§ Stated task
Collect every line of the records below that contains the word "учёт".

§ Stored rows

* * *

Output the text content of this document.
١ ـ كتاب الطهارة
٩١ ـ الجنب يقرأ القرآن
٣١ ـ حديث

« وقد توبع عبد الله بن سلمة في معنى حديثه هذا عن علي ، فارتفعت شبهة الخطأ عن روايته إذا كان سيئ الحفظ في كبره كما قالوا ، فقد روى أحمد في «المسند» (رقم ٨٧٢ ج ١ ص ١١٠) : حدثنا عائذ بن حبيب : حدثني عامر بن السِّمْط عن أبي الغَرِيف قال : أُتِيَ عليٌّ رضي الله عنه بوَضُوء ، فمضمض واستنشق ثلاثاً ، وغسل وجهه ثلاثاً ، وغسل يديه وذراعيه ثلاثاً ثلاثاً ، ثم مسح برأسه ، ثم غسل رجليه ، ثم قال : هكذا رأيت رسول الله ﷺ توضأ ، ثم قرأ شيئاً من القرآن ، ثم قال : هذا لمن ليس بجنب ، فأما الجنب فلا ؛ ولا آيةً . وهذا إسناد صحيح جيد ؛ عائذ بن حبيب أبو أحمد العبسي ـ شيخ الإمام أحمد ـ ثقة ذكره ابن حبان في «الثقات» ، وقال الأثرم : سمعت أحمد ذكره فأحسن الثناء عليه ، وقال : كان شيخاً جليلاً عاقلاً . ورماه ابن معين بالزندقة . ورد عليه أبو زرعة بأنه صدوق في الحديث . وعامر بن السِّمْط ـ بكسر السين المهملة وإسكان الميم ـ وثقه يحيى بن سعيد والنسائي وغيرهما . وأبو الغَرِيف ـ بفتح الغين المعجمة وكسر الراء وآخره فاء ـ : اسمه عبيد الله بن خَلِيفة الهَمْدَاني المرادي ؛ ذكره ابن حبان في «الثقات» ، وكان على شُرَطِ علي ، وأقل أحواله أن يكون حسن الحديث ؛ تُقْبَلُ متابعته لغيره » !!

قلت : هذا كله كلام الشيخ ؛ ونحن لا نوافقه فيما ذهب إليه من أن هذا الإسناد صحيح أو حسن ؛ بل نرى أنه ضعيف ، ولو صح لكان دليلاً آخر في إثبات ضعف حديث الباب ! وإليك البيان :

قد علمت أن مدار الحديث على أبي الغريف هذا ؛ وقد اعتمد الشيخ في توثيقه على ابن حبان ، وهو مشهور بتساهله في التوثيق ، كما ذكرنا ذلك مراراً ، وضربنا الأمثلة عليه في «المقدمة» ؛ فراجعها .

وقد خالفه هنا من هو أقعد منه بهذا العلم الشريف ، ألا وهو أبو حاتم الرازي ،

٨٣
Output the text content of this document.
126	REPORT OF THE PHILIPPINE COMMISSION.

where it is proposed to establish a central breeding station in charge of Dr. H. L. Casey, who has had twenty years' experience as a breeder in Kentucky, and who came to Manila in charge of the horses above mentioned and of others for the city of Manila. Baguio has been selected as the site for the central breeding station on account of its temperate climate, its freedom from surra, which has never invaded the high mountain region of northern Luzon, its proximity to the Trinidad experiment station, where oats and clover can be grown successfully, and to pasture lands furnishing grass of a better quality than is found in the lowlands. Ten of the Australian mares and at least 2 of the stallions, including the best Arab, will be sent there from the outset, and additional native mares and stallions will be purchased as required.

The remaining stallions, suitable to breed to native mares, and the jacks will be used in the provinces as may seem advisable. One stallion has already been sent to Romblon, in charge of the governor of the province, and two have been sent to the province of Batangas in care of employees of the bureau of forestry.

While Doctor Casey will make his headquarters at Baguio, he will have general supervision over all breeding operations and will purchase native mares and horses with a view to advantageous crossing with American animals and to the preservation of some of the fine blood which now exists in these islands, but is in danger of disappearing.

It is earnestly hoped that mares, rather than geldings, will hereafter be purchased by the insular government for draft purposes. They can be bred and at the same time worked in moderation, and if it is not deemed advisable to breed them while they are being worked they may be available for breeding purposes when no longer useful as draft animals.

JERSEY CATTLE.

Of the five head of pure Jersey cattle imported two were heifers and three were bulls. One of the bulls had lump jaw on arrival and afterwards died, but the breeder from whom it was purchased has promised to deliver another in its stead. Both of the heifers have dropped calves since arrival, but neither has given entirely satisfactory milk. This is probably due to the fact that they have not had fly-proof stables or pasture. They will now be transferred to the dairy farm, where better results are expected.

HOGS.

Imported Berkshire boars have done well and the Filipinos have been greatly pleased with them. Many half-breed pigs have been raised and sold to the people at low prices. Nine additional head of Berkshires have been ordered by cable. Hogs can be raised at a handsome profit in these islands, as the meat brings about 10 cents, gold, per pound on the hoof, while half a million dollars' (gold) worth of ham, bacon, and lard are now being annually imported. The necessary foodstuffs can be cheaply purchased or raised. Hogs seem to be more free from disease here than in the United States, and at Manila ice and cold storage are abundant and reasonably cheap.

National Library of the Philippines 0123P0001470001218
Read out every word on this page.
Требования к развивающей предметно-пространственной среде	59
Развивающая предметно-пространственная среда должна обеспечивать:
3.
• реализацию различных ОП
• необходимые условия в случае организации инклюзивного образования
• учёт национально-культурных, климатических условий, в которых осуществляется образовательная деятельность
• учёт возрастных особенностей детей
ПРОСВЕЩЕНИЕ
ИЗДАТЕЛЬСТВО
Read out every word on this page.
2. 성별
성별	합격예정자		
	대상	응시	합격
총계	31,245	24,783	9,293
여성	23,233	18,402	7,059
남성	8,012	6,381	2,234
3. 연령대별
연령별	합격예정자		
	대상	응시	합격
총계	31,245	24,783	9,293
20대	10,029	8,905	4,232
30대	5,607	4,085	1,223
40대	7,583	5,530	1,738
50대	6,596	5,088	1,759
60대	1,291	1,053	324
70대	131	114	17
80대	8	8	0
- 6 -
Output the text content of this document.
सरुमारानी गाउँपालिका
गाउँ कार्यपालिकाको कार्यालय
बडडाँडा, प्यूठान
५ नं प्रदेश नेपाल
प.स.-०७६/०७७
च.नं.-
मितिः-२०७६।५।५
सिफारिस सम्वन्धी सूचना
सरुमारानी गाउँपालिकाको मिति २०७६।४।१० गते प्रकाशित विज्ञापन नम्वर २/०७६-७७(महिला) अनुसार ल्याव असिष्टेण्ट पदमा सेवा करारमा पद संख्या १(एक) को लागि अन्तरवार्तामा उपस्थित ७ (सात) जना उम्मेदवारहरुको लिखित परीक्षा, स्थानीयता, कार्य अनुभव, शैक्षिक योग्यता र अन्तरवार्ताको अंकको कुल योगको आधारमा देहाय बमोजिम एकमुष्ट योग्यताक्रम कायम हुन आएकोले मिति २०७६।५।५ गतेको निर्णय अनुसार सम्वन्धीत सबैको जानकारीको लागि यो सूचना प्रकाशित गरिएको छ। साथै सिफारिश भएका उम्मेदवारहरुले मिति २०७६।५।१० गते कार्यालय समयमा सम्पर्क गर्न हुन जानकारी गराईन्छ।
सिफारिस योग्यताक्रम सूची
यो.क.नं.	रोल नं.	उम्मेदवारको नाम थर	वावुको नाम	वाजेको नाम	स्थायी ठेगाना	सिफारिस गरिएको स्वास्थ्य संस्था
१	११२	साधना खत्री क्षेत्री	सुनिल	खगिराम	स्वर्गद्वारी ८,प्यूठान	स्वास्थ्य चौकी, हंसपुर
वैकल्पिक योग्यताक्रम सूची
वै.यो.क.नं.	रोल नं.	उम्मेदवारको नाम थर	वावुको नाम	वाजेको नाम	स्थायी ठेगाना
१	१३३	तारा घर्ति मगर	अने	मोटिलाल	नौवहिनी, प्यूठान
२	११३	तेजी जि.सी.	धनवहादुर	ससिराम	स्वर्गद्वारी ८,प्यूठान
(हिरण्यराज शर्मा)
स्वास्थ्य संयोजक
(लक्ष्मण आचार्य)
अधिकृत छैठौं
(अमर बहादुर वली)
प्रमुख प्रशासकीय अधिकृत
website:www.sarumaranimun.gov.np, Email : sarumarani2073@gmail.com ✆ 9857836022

* * *

§ Result of the exercise
• учёт национально-культурных, климатических условий, в которых осуществляется образовательная деятельность
• учёт возрастных особенностей детей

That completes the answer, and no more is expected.